--- GOAL ---
Repeat the records exactly. Every line must match.

────

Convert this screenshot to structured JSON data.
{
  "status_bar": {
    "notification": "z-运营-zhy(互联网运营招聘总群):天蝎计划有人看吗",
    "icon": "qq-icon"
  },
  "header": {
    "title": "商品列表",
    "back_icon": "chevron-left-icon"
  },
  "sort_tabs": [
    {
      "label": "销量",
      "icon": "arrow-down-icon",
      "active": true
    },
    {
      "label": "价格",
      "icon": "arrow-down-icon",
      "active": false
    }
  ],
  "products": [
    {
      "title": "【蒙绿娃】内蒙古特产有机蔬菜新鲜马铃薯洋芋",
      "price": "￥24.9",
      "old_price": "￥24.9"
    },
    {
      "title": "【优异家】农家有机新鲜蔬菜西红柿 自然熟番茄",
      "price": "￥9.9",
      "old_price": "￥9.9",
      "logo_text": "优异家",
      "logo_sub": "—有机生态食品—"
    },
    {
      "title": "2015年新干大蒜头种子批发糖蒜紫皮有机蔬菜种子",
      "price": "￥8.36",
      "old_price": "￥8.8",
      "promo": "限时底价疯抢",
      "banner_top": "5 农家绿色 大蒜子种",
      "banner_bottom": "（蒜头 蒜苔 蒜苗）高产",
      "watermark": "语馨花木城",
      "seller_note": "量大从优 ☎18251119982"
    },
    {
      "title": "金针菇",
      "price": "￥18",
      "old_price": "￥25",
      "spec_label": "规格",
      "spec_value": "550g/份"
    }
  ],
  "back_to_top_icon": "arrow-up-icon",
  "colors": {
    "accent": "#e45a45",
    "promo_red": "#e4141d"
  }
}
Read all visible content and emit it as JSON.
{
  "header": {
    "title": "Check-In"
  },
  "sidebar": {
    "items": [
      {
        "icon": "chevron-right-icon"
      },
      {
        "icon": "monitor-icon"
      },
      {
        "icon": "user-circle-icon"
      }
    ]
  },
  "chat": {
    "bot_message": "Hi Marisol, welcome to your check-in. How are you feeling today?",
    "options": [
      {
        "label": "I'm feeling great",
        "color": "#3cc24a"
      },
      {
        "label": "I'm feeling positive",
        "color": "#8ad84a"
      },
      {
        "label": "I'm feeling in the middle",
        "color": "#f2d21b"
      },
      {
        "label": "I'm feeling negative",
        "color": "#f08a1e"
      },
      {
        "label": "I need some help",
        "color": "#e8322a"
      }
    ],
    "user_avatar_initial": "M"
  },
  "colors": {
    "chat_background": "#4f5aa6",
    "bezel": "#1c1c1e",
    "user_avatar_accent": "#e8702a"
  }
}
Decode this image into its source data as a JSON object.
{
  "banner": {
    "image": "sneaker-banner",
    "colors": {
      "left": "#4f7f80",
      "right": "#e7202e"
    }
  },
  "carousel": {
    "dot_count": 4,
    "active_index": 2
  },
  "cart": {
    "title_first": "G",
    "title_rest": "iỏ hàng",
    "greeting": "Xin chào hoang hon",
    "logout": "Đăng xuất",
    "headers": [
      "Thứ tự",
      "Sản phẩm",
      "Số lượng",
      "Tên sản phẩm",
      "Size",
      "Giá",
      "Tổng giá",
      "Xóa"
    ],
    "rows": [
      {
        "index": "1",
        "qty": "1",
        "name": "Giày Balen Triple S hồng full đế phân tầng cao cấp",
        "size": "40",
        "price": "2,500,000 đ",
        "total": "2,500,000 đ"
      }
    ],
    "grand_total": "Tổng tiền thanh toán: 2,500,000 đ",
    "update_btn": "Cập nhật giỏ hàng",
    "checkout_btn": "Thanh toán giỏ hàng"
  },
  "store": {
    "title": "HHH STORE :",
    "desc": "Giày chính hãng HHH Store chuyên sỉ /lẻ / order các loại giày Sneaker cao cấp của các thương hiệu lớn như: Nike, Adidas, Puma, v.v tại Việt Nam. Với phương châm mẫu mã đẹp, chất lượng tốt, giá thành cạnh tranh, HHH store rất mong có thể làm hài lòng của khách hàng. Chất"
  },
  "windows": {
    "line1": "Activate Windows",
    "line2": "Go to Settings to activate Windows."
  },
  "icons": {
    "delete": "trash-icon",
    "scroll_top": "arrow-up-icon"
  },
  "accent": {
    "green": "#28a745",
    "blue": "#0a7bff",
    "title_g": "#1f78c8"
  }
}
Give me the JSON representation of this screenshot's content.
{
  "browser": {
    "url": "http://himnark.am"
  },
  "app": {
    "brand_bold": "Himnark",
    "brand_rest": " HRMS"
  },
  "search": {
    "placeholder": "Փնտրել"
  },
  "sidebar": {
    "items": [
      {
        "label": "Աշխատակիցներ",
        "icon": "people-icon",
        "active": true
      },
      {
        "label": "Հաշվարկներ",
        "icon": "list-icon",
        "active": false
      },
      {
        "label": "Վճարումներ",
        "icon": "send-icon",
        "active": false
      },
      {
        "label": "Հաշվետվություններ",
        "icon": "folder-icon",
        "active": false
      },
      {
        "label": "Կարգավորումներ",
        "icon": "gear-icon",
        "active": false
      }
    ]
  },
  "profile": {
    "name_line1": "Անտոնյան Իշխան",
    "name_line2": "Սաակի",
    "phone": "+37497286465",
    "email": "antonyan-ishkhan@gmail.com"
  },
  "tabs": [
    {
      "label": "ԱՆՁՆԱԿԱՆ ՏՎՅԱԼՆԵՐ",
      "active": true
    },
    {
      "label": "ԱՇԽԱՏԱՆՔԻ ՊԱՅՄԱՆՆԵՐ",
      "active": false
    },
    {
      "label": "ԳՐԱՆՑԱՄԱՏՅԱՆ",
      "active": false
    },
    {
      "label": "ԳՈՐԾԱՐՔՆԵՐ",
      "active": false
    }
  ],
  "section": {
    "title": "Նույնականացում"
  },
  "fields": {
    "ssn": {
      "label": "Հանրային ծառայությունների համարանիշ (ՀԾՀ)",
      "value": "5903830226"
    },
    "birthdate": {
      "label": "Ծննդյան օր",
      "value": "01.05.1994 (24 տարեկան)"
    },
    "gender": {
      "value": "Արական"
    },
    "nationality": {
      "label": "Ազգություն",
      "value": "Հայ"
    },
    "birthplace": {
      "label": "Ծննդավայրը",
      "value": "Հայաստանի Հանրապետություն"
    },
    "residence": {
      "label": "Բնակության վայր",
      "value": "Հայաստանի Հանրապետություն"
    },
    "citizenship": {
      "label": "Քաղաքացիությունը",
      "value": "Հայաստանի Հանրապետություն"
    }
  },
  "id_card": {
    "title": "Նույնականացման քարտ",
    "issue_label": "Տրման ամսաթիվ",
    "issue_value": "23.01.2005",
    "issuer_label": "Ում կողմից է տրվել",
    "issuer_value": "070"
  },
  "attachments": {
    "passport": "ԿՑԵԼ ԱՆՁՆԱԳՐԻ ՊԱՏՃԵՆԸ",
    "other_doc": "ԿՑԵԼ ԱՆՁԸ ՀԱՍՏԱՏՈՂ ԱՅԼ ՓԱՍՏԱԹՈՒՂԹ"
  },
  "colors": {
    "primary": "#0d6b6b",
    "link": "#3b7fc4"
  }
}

────

--- TASK RESULT ---
Convert this screenshot to structured JSON data.
{
  "status_bar": {
    "notification": "z-运营-zhy(互联网运营招聘总群):天蝎计划有人看吗",
    "icon": "qq-icon"
  },
  "header": {
    "title": "商品列表",
    "back_icon": "chevron-left-icon"
  },
  "sort_tabs": [
    {
      "label": "销量",
      "icon": "arrow-down-icon",
      "active": true
    },
    {
      "label": "价格",
      "icon": "arrow-down-icon",
      "active": false
    }
  ],
  "products": [
    {
      "title": "【蒙绿娃】内蒙古特产有机蔬菜新鲜马铃薯洋芋",
      "price": "￥24.9",
      "old_price": "￥24.9"
    },
    {
      "title": "【优异家】农家有机新鲜蔬菜西红柿 自然熟番茄",
      "price": "￥9.9",
      "old_price": "￥9.9",
      "logo_text": "优异家",
      "logo_sub": "—有机生态食品—"
    },
    {
      "title": "2015年新干大蒜头种子批发糖蒜紫皮有机蔬菜种子",
      "price": "￥8.36",
      "old_price": "￥8.8",
      "promo": "限时底价疯抢",
      "banner_top": "5 农家绿色 大蒜子种",
      "banner_bottom": "（蒜头 蒜苔 蒜苗）高产",
      "watermark": "语馨花木城",
      "seller_note": "量大从优 ☎18251119982"
    },
    {
      "title": "金针菇",
      "price": "￥18",
      "old_price": "￥25",
      "spec_label": "规格",
      "spec_value": "550g/份"
    }
  ],
  "back_to_top_icon": "arrow-up-icon",
  "colors": {
    "accent": "#e45a45",
    "promo_red": "#e4141d"
  }
}
Read all visible content and emit it as JSON.
{
  "header": {
    "title": "Check-In"
  },
  "sidebar": {
    "items": [
      {
        "icon": "chevron-right-icon"
      },
      {
        "icon": "monitor-icon"
      },
      {
        "icon": "user-circle-icon"
      }
    ]
  },
  "chat": {
    "bot_message": "Hi Marisol, welcome to your check-in. How are you feeling today?",
    "options": [
      {
        "label": "I'm feeling great",
        "color": "#3cc24a"
      },
      {
        "label": "I'm feeling positive",
        "color": "#8ad84a"
      },
      {
        "label": "I'm feeling in the middle",
        "color": "#f2d21b"
      },
      {
        "label": "I'm feeling negative",
        "color": "#f08a1e"
      },
      {
        "label": "I need some help",
        "color": "#e8322a"
      }
    ],
    "user_avatar_initial": "M"
  },
  "colors": {
    "chat_background": "#4f5aa6",
    "bezel": "#1c1c1e",
    "user_avatar_accent": "#e8702a"
  }
}
Decode this image into its source data as a JSON object.
{
  "banner": {
    "image": "sneaker-banner",
    "colors": {
      "left": "#4f7f80",
      "right": "#e7202e"
    }
  },
  "carousel": {
    "dot_count": 4,
    "active_index": 2
  },
  "cart": {
    "title_first": "G",
    "title_rest": "iỏ hàng",
    "greeting": "Xin chào hoang hon",
    "logout": "Đăng xuất",
    "headers": [
      "Thứ tự",
      "Sản phẩm",
      "Số lượng",
      "Tên sản phẩm",
      "Size",
      "Giá",
      "Tổng giá",
      "Xóa"
    ],
    "rows": [
      {
        "index": "1",
        "qty": "1",
        "name": "Giày Balen Triple S hồng full đế phân tầng cao cấp",
        "size": "40",
        "price": "2,500,000 đ",
        "total": "2,500,000 đ"
      }
    ],
    "grand_total": "Tổng tiền thanh toán: 2,500,000 đ",
    "update_btn": "Cập nhật giỏ hàng",
    "checkout_btn": "Thanh toán giỏ hàng"
  },
  "store": {
    "title": "HHH STORE :",
    "desc": "Giày chính hãng HHH Store chuyên sỉ /lẻ / order các loại giày Sneaker cao cấp của các thương hiệu lớn như: Nike, Adidas, Puma, v.v tại Việt Nam. Với phương châm mẫu mã đẹp, chất lượng tốt, giá thành cạnh tranh, HHH store rất mong có thể làm hài lòng của khách hàng. Chất"
  },
  "windows": {
    "line1": "Activate Windows",
    "line2": "Go to Settings to activate Windows."
  },
  "icons": {
    "delete": "trash-icon",
    "scroll_top": "arrow-up-icon"
  },
  "accent": {
    "green": "#28a745",
    "blue": "#0a7bff",
    "title_g": "#1f78c8"
  }
}
Give me the JSON representation of this screenshot's content.
{
  "browser": {
    "url": "http://himnark.am"
  },
  "app": {
    "brand_bold": "Himnark",
    "brand_rest": " HRMS"
  },
  "search": {
    "placeholder": "Փնտրել"
  },
  "sidebar": {
    "items": [
      {
        "label": "Աշխատակիցներ",
        "icon": "people-icon",
        "active": true
      },
      {
        "label": "Հաշվարկներ",
        "icon": "list-icon",
        "active": false
      },
      {
        "label": "Վճարումներ",
        "icon": "send-icon",
        "active": false
      },
      {
        "label": "Հաշվետվություններ",
        "icon": "folder-icon",
        "active": false
      },
      {
        "label": "Կարգավորումներ",
        "icon": "gear-icon",
        "active": false
      }
    ]
  },
  "profile": {
    "name_line1": "Անտոնյան Իշխան",
    "name_line2": "Սաակի",
    "phone": "+37497286465",
    "email": "antonyan-ishkhan@gmail.com"
  },
  "tabs": [
    {
      "label": "ԱՆՁՆԱԿԱՆ ՏՎՅԱԼՆԵՐ",
      "active": true
    },
    {
      "label": "ԱՇԽԱՏԱՆՔԻ ՊԱՅՄԱՆՆԵՐ",
      "active": false
    },
    {
      "label": "ԳՐԱՆՑԱՄԱՏՅԱՆ",
      "active": false
    },
    {
      "label": "ԳՈՐԾԱՐՔՆԵՐ",
      "active": false
    }
  ],
  "section": {
    "title": "Նույնականացում"
  },
  "fields": {
    "ssn": {
      "label": "Հանրային ծառայությունների համարանիշ (ՀԾՀ)",
      "value": "5903830226"
    },
    "birthdate": {
      "label": "Ծննդյան օր",
      "value": "01.05.1994 (24 տարեկան)"
    },
    "gender": {
      "value": "Արական"
    },
    "nationality": {
      "label": "Ազգություն",
      "value": "Հայ"
    },
    "birthplace": {
      "label": "Ծննդավայրը",
      "value": "Հայաստանի Հանրապետություն"
    },
    "residence": {
      "label": "Բնակության վայր",
      "value": "Հայաստանի Հանրապետություն"
    },
    "citizenship": {
      "label": "Քաղաքացիությունը",
      "value": "Հայաստանի Հանրապետություն"
    }
  },
  "id_card": {
    "title": "Նույնականացման քարտ",
    "issue_label": "Տրման ամսաթիվ",
    "issue_value": "23.01.2005",
    "issuer_label": "Ում կողմից է տրվել",
    "issuer_value": "070"
  },
  "attachments": {
    "passport": "ԿՑԵԼ ԱՆՁՆԱԳՐԻ ՊԱՏՃԵՆԸ",
    "other_doc": "ԿՑԵԼ ԱՆՁԸ ՀԱՍՏԱՏՈՂ ԱՅԼ ՓԱՍՏԱԹՈՒՂԹ"
  },
  "colors": {
    "primary": "#0d6b6b",
    "link": "#3b7fc4"
  }
}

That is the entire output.